- _Work to be completed_
Write out all of the entries exactly as given.

- _Records for the exercise_
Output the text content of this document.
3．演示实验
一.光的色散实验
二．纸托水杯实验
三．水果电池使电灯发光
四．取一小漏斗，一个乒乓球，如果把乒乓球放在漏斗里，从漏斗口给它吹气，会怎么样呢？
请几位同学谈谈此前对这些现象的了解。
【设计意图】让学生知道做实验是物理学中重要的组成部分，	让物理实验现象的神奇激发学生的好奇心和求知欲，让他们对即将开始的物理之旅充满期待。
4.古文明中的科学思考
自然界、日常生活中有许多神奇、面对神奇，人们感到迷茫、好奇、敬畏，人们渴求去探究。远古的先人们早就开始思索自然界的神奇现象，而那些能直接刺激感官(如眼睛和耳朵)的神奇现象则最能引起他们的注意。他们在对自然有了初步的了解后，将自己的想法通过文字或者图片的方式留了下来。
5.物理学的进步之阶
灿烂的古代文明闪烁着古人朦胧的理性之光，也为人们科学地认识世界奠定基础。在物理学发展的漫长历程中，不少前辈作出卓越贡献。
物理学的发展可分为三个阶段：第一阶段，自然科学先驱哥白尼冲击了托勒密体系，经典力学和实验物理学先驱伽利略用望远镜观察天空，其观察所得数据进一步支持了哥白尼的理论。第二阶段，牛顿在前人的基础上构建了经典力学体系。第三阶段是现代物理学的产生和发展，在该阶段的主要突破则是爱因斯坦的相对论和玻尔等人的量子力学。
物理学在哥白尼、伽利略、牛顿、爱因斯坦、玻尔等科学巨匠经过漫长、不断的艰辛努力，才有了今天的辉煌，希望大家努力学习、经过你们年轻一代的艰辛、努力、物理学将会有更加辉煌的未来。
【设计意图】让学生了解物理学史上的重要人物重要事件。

- _Task result_
Output the text content of this document.
3．演示实验
一.光的色散实验
二．纸托水杯实验
三．水果电池使电灯发光
四．取一小漏斗，一个乒乓球，如果把乒乓球放在漏斗里，从漏斗口给它吹气，会怎么样呢？
请几位同学谈谈此前对这些现象的了解。
【设计意图】让学生知道做实验是物理学中重要的组成部分，	让物理实验现象的神奇激发学生的好奇心和求知欲，让他们对即将开始的物理之旅充满期待。
4.古文明中的科学思考
自然界、日常生活中有许多神奇、面对神奇，人们感到迷茫、好奇、敬畏，人们渴求去探究。远古的先人们早就开始思索自然界的神奇现象，而那些能直接刺激感官(如眼睛和耳朵)的神奇现象则最能引起他们的注意。他们在对自然有了初步的了解后，将自己的想法通过文字或者图片的方式留了下来。
5.物理学的进步之阶
灿烂的古代文明闪烁着古人朦胧的理性之光，也为人们科学地认识世界奠定基础。在物理学发展的漫长历程中，不少前辈作出卓越贡献。
物理学的发展可分为三个阶段：第一阶段，自然科学先驱哥白尼冲击了托勒密体系，经典力学和实验物理学先驱伽利略用望远镜观察天空，其观察所得数据进一步支持了哥白尼的理论。第二阶段，牛顿在前人的基础上构建了经典力学体系。第三阶段是现代物理学的产生和发展，在该阶段的主要突破则是爱因斯坦的相对论和玻尔等人的量子力学。
物理学在哥白尼、伽利略、牛顿、爱因斯坦、玻尔等科学巨匠经过漫长、不断的艰辛努力，才有了今天的辉煌，希望大家努力学习、经过你们年轻一代的艰辛、努力、物理学将会有更加辉煌的未来。
【设计意图】让学生了解物理学史上的重要人物重要事件。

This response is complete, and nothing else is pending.